The request:
Copy every line of the entries that includes the word "this".

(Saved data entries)
>> START

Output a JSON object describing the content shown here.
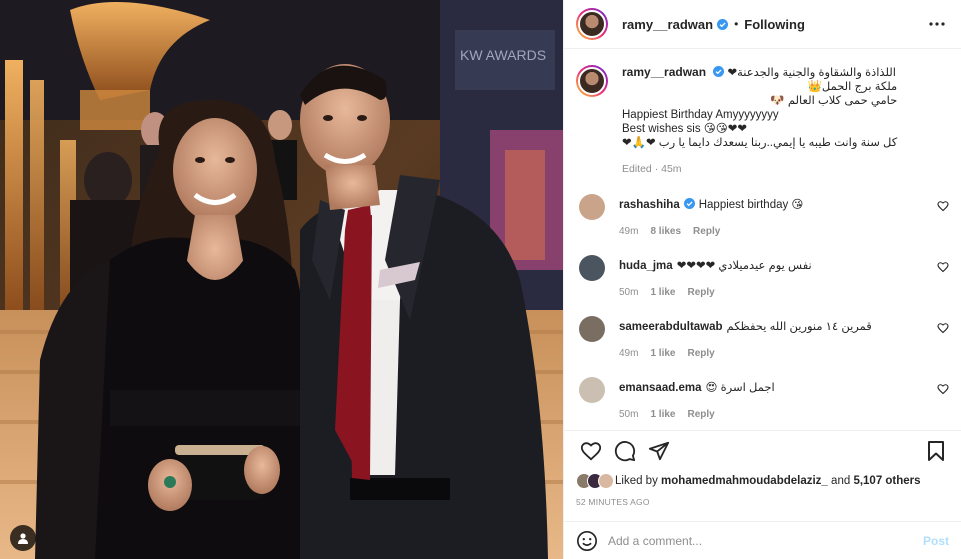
{
  "post": {
    "username": "ramy__radwan",
    "follow_state": "Following",
    "caption_lines": [
      "اللذاذة والشقاوة والجنية والجدعنة❤",
      "ملكة برج الحمل👑",
      "حامي حمى كلاب العالم 🐶",
      "Happiest Birthday Amyyyyyyyy",
      "Best wishes sis 😘😘❤❤",
      "كل سنة وانت طيبه يا إيمي..ربنا يسعدك دايما يا رب ❤🙏❤"
    ],
    "caption_meta": "Edited · 45m"
  },
  "comments": [
    {
      "user": "rashashiha",
      "verified": true,
      "text": "Happiest birthday 😘",
      "time": "49m",
      "likes": "8 likes",
      "reply": "Reply",
      "avatar_color": "#c9a48a"
    },
    {
      "user": "huda_jma",
      "verified": false,
      "text": "نفس يوم عيدميلادي ❤❤❤❤",
      "time": "50m",
      "likes": "1 like",
      "reply": "Reply",
      "avatar_color": "#4a5560"
    },
    {
      "user": "sameerabdultawab",
      "verified": false,
      "text": "قمرين ١٤ منورين الله يحفظكم",
      "time": "49m",
      "likes": "1 like",
      "reply": "Reply",
      "avatar_color": "#7a6e62"
    },
    {
      "user": "emansaad.ema",
      "verified": false,
      "text": "اجمل اسرة 😍",
      "time": "50m",
      "likes": "1 like",
      "reply": "Reply",
      "avatar_color": "#cbbfb2"
    }
  ],
  "likes": {
    "prefix": "Liked by",
    "user": "mohamedmahmoudabdelaziz_",
    "conjunction": "and",
    "others": "5,107 others"
  },
  "timestamp": "52 MINUTES AGO",
  "add_comment": {
    "placeholder": "Add a comment...",
    "post_label": "Post"
  },
  "icons": {
    "verified": "verified-badge-icon",
    "more": "more-options-icon",
    "like": "heart-icon",
    "comment": "comment-icon",
    "share": "share-icon",
    "save": "bookmark-icon",
    "emoji": "emoji-icon",
    "tag": "user-tag-icon"
  },
  "colors": {
    "verified": "#3897f0",
    "muted": "#8e8e8e",
    "post_disabled": "#b2dffc"
  }
}
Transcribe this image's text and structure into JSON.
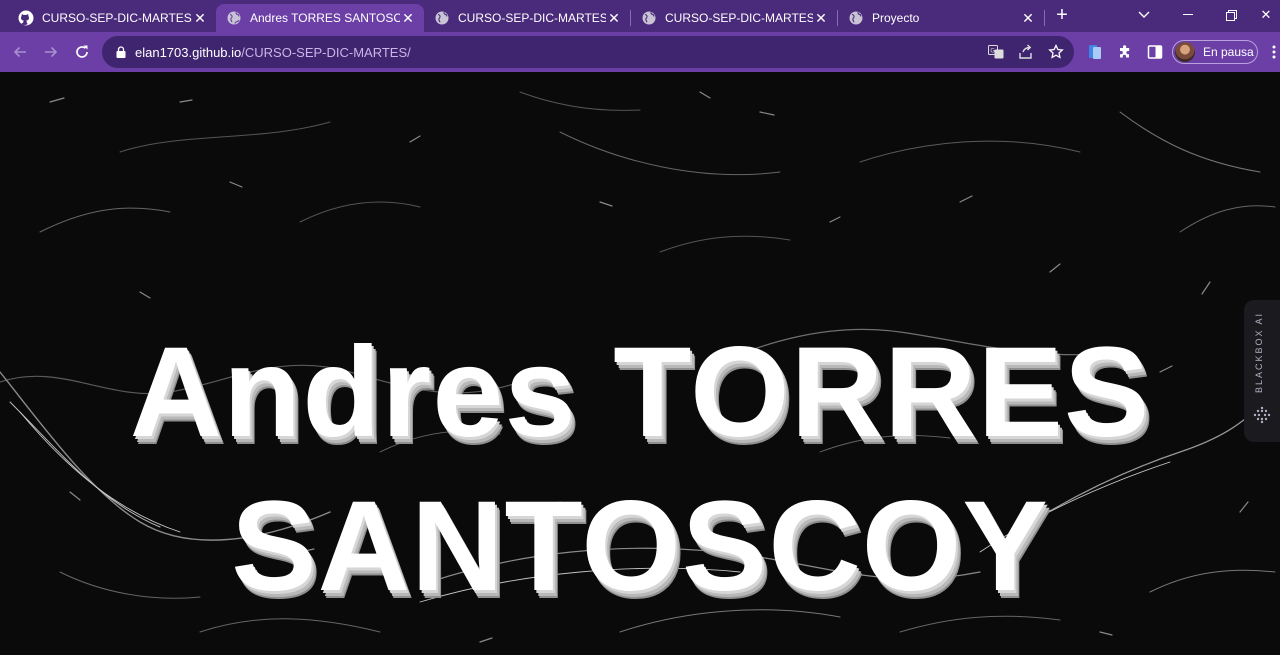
{
  "browser": {
    "tabs": [
      {
        "title": "CURSO-SEP-DIC-MARTES/in",
        "icon": "github-icon",
        "active": false
      },
      {
        "title": "Andres TORRES SANTOSCO",
        "icon": "globe-icon",
        "active": true
      },
      {
        "title": "CURSO-SEP-DIC-MARTES | A",
        "icon": "globe-icon",
        "active": false
      },
      {
        "title": "CURSO-SEP-DIC-MARTES | A",
        "icon": "globe-icon",
        "active": false
      },
      {
        "title": "Proyecto",
        "icon": "globe-icon",
        "active": false
      }
    ],
    "url_host": "elan1703.github.io",
    "url_path": "/CURSO-SEP-DIC-MARTES/",
    "profile_status": "En pausa",
    "colors": {
      "tabbar": "#4a2a7a",
      "toolbar": "#6b3fa6",
      "omnibox": "#3f2470"
    }
  },
  "page": {
    "heading": "Andres TORRES SANTOSCOY",
    "background": "#0a0a0a"
  },
  "blackbox": {
    "label": "BLACKBOX AI"
  }
}
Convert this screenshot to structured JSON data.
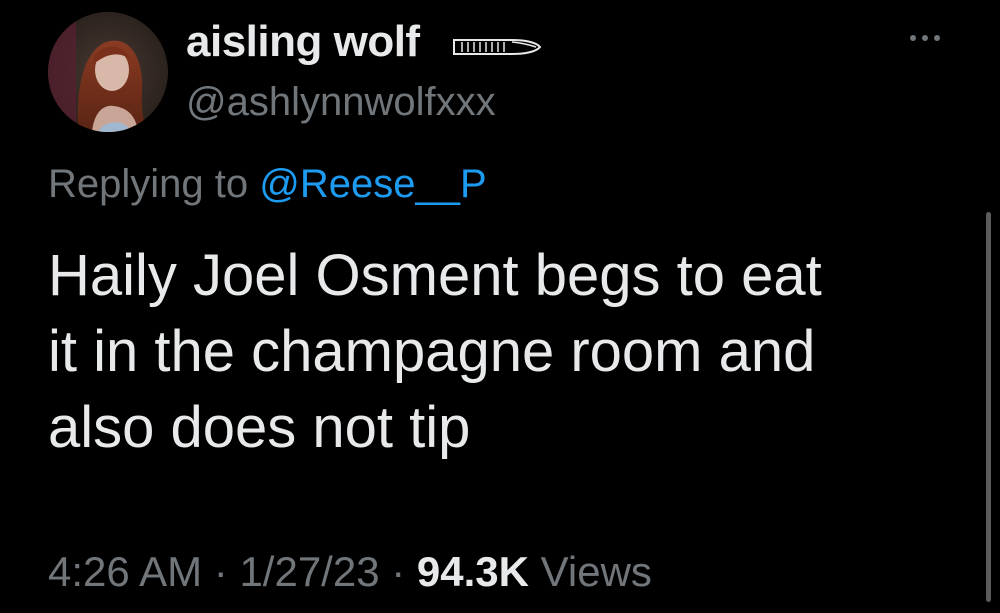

>> END

Exercise result:
Transcribe this image's text and structure into JSON.
Convert this screenshot to structured JSON data.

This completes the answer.